* [Stored entries]
>>>>

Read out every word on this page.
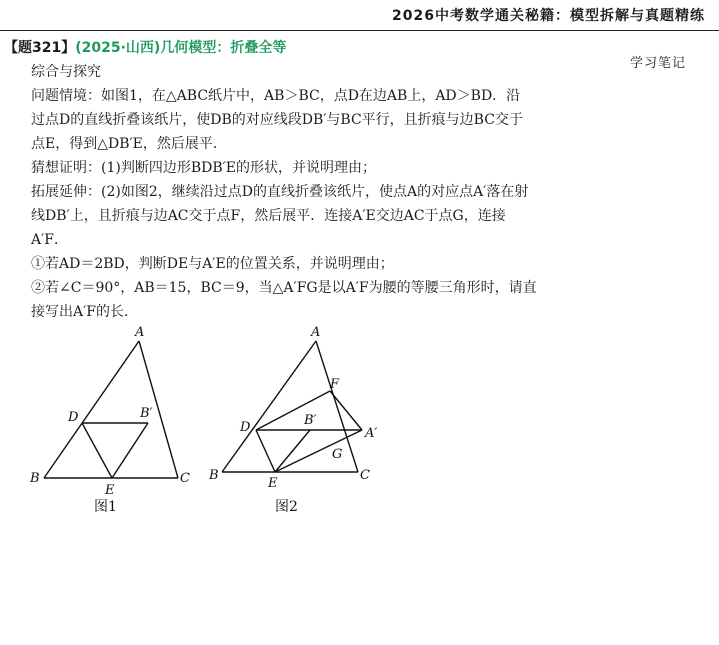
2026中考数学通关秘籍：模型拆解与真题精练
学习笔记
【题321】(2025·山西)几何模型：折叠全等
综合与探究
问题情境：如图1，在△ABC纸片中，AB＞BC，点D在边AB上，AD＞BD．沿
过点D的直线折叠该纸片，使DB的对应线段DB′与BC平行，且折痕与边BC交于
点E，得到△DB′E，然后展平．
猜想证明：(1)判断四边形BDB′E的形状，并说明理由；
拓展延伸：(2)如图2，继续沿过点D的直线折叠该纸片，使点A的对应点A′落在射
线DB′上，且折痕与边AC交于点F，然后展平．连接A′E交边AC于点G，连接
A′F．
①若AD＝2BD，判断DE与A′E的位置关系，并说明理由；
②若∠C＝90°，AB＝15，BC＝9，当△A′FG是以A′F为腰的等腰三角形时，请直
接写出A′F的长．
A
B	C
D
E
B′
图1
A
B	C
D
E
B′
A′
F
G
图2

<<<<

* [Problem requirements]
Your copy of the data should match it exactly, except that pictures are left out.

* [Task response]
Read out every word on this page.
2026中考数学通关秘籍：模型拆解与真题精练
学习笔记
【题321】(2025·山西)几何模型：折叠全等
综合与探究
问题情境：如图1，在△ABC纸片中，AB＞BC，点D在边AB上，AD＞BD．沿
过点D的直线折叠该纸片，使DB的对应线段DB′与BC平行，且折痕与边BC交于
点E，得到△DB′E，然后展平．
猜想证明：(1)判断四边形BDB′E的形状，并说明理由；
拓展延伸：(2)如图2，继续沿过点D的直线折叠该纸片，使点A的对应点A′落在射
线DB′上，且折痕与边AC交于点F，然后展平．连接A′E交边AC于点G，连接
A′F．
①若AD＝2BD，判断DE与A′E的位置关系，并说明理由；
②若∠C＝90°，AB＝15，BC＝9，当△A′FG是以A′F为腰的等腰三角形时，请直
接写出A′F的长．
A
B	C
D
E
B′
图1
A
B	C
D
E
B′
A′
F
G
图2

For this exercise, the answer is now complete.